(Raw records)
--- Begin ---

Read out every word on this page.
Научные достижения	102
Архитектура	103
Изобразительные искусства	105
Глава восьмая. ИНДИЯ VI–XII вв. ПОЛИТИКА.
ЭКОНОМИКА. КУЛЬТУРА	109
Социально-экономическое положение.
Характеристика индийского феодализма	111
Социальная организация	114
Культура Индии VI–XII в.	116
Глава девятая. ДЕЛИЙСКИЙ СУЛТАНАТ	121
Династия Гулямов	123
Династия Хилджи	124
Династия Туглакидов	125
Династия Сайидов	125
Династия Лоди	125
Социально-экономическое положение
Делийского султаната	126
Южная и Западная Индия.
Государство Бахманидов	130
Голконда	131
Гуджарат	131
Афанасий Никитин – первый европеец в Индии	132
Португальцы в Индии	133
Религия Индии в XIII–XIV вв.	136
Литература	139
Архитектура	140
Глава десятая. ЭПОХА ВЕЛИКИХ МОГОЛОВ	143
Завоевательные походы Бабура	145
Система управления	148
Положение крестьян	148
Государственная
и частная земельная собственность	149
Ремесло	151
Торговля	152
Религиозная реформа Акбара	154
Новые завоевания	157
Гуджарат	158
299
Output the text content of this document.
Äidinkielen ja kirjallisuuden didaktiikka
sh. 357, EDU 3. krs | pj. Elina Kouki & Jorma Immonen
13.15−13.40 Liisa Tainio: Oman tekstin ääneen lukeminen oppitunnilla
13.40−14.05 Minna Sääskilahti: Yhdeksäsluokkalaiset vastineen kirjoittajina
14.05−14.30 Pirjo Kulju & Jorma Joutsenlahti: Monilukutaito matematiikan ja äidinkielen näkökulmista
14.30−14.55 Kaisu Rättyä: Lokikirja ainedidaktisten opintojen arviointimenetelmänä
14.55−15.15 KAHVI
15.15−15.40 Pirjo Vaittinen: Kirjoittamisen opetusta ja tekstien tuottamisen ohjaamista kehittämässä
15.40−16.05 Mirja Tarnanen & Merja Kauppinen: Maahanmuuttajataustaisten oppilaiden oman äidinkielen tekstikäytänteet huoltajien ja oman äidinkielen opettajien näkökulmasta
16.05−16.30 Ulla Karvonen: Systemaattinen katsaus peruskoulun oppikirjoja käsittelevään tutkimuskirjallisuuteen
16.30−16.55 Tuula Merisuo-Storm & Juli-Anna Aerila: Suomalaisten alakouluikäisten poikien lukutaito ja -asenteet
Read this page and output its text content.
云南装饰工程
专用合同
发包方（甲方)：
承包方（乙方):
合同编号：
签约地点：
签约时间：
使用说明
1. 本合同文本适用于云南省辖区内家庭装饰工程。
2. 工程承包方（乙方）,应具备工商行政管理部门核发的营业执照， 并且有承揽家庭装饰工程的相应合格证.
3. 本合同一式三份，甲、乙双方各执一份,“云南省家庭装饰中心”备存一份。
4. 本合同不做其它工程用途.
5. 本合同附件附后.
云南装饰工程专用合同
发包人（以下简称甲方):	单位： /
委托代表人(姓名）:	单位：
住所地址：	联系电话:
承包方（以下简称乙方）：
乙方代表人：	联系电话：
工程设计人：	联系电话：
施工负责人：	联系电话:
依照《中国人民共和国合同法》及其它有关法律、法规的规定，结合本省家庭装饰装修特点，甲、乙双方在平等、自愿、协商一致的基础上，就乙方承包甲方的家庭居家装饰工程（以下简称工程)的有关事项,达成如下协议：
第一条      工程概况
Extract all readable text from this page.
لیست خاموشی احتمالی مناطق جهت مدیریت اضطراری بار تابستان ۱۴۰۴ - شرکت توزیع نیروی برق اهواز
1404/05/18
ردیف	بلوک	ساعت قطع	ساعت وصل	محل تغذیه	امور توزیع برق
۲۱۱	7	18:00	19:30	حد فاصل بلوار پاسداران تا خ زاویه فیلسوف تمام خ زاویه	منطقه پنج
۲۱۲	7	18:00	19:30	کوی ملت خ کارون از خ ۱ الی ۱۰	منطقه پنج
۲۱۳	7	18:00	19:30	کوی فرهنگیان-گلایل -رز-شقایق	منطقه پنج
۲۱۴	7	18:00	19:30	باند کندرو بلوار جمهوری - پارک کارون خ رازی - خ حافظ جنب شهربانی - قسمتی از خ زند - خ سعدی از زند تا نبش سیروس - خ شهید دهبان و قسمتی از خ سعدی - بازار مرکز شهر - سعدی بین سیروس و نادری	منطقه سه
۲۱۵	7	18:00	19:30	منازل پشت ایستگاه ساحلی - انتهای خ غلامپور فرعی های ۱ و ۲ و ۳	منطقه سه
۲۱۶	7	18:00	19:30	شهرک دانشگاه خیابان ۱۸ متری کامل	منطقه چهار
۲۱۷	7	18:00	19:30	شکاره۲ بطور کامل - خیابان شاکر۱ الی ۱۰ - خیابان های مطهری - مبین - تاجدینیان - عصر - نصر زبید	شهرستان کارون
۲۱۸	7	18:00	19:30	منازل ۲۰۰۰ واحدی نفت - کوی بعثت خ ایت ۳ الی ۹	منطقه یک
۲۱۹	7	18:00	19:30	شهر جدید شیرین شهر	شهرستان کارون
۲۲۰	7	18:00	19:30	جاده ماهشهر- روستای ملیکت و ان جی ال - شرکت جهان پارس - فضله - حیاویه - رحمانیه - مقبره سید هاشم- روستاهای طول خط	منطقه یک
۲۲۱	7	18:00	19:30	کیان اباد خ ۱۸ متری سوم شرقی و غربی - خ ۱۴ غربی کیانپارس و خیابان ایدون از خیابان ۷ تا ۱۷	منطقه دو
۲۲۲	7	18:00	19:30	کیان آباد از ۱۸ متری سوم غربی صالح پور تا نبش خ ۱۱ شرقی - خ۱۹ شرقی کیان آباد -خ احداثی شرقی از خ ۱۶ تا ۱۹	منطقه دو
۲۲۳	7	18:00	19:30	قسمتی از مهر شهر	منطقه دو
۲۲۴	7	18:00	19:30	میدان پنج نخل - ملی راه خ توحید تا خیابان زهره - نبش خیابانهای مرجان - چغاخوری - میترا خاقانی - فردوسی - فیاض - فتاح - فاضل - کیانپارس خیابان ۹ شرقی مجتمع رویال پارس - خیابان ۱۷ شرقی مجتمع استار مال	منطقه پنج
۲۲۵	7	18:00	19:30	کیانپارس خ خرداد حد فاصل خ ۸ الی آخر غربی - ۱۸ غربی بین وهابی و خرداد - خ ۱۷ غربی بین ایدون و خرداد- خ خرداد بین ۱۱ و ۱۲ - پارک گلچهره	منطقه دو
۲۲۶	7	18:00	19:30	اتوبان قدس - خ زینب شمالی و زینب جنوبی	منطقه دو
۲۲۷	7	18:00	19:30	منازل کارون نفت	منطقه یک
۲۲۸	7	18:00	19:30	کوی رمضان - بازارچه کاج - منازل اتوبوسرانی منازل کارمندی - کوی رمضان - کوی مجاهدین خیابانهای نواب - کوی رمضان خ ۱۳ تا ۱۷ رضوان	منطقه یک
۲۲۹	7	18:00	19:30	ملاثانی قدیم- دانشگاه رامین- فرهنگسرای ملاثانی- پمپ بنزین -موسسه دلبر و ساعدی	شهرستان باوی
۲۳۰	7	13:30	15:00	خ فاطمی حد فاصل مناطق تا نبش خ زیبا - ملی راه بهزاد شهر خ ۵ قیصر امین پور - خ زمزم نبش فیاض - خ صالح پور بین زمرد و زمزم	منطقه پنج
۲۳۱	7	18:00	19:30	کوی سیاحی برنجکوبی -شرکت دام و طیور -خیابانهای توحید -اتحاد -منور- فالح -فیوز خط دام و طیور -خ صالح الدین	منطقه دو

--- End ---

● GIVEN INSTRUCTION
Count the lines that hold the string "شهرستان" and state that number alone.

● REPLY
3